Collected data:
•••

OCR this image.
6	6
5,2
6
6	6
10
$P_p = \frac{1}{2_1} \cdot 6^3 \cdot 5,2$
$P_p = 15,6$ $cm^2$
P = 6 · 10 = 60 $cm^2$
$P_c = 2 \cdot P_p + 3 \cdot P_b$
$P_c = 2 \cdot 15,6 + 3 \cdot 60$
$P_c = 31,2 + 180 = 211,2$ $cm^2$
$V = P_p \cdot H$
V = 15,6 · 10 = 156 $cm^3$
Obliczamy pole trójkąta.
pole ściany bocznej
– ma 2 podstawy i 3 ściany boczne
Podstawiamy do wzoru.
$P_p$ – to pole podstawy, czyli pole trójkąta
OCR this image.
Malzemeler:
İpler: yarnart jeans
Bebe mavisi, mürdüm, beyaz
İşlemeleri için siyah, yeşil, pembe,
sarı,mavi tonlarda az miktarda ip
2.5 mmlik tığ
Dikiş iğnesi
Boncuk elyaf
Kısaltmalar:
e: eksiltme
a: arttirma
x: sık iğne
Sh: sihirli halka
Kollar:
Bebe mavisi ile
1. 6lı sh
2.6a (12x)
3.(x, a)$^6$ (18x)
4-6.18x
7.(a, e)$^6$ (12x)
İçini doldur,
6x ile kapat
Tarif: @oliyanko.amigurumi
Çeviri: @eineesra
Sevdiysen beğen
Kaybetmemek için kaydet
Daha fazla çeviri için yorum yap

•••

Directions ▸ Recopy the entries above exactly, with every line included.

The response ▸
OCR this image.
6	6
5,2
6
6	6
10
$P_p = \frac{1}{2_1} \cdot 6^3 \cdot 5,2$
$P_p = 15,6$ $cm^2$
P = 6 · 10 = 60 $cm^2$
$P_c = 2 \cdot P_p + 3 \cdot P_b$
$P_c = 2 \cdot 15,6 + 3 \cdot 60$
$P_c = 31,2 + 180 = 211,2$ $cm^2$
$V = P_p \cdot H$
V = 15,6 · 10 = 156 $cm^3$
Obliczamy pole trójkąta.
pole ściany bocznej
– ma 2 podstawy i 3 ściany boczne
Podstawiamy do wzoru.
$P_p$ – to pole podstawy, czyli pole trójkąta
OCR this image.
Malzemeler:
İpler: yarnart jeans
Bebe mavisi, mürdüm, beyaz
İşlemeleri için siyah, yeşil, pembe,
sarı,mavi tonlarda az miktarda ip
2.5 mmlik tığ
Dikiş iğnesi
Boncuk elyaf
Kısaltmalar:
e: eksiltme
a: arttirma
x: sık iğne
Sh: sihirli halka
Kollar:
Bebe mavisi ile
1. 6lı sh
2.6a (12x)
3.(x, a)$^6$ (18x)
4-6.18x
7.(a, e)$^6$ (12x)
İçini doldur,
6x ile kapat
Tarif: @oliyanko.amigurumi
Çeviri: @eineesra
Sevdiysen beğen
Kaybetmemek için kaydet
Daha fazla çeviri için yorum yap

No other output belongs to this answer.